Dataset records
——

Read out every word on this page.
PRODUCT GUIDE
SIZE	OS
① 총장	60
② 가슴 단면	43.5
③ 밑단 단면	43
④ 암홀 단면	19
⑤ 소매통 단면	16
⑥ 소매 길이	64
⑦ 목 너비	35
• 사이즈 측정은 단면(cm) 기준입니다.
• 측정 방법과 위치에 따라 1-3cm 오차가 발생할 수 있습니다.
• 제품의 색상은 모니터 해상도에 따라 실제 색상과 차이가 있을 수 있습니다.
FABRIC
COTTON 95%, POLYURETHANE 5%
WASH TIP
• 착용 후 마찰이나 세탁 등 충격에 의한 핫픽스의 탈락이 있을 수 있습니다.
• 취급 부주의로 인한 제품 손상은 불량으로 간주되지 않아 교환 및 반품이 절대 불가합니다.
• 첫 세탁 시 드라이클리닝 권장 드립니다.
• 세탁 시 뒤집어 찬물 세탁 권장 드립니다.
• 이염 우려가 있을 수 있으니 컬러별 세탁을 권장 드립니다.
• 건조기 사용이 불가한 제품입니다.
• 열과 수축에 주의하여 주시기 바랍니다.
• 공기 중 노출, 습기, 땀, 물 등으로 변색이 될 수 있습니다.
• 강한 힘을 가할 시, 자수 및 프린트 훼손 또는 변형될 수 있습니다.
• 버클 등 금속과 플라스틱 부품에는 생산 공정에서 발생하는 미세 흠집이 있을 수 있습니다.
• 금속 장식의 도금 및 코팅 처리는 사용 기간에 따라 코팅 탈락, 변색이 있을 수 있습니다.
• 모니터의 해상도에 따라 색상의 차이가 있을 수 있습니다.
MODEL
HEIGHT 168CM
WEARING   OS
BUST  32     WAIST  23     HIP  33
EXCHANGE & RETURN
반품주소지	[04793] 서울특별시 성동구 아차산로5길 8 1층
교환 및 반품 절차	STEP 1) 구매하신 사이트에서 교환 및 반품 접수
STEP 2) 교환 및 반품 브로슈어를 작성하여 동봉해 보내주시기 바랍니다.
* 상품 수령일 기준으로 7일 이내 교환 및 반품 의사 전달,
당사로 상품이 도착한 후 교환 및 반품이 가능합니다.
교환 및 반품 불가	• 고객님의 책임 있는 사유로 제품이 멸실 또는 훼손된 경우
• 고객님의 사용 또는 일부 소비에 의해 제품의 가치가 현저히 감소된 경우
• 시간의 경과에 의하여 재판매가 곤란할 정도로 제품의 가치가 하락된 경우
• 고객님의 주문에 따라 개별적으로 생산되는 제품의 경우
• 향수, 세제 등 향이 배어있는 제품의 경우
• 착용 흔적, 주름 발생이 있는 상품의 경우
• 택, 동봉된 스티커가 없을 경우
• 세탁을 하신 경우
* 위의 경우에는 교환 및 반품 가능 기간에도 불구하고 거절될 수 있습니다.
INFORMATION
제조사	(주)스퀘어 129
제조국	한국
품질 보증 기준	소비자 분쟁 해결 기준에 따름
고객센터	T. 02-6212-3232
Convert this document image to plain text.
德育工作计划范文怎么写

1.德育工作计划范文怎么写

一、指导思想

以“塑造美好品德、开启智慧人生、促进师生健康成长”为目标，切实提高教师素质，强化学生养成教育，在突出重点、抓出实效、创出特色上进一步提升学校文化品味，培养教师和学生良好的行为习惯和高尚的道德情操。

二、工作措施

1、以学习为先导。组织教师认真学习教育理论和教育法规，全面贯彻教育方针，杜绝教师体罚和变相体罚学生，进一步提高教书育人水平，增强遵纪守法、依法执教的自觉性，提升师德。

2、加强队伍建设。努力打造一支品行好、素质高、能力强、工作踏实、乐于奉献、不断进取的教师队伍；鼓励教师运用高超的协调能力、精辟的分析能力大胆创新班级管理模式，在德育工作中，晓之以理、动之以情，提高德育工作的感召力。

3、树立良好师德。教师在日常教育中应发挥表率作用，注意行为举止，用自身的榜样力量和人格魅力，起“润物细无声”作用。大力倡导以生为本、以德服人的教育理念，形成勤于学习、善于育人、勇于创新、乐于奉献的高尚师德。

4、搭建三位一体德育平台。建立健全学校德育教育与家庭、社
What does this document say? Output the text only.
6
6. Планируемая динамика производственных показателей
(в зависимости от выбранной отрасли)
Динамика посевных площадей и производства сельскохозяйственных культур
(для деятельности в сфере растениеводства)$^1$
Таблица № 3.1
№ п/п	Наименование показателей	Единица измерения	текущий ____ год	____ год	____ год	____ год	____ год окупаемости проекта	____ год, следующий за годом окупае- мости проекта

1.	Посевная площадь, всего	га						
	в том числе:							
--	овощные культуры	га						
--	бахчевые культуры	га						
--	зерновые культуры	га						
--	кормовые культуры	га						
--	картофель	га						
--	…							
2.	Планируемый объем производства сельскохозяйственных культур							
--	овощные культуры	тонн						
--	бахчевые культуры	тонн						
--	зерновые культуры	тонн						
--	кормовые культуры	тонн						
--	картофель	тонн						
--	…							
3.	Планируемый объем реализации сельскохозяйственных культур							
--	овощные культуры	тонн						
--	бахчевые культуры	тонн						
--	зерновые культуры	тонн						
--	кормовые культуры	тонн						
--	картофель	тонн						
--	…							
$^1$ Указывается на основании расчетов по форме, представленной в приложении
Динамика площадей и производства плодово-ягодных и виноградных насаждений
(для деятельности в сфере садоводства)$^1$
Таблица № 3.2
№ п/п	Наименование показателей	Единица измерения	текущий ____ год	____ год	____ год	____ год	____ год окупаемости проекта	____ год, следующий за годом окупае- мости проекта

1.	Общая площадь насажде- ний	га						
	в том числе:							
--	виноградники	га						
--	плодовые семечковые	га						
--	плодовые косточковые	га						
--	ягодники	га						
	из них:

——

List the lines of the records where "производства" occurs.

Динамика посевных площадей и производства сельскохозяйственных культур
2.	Планируемый объем производства сельскохозяйственных культур							
Динамика площадей и производства плодово-ягодных и виноградных насаждений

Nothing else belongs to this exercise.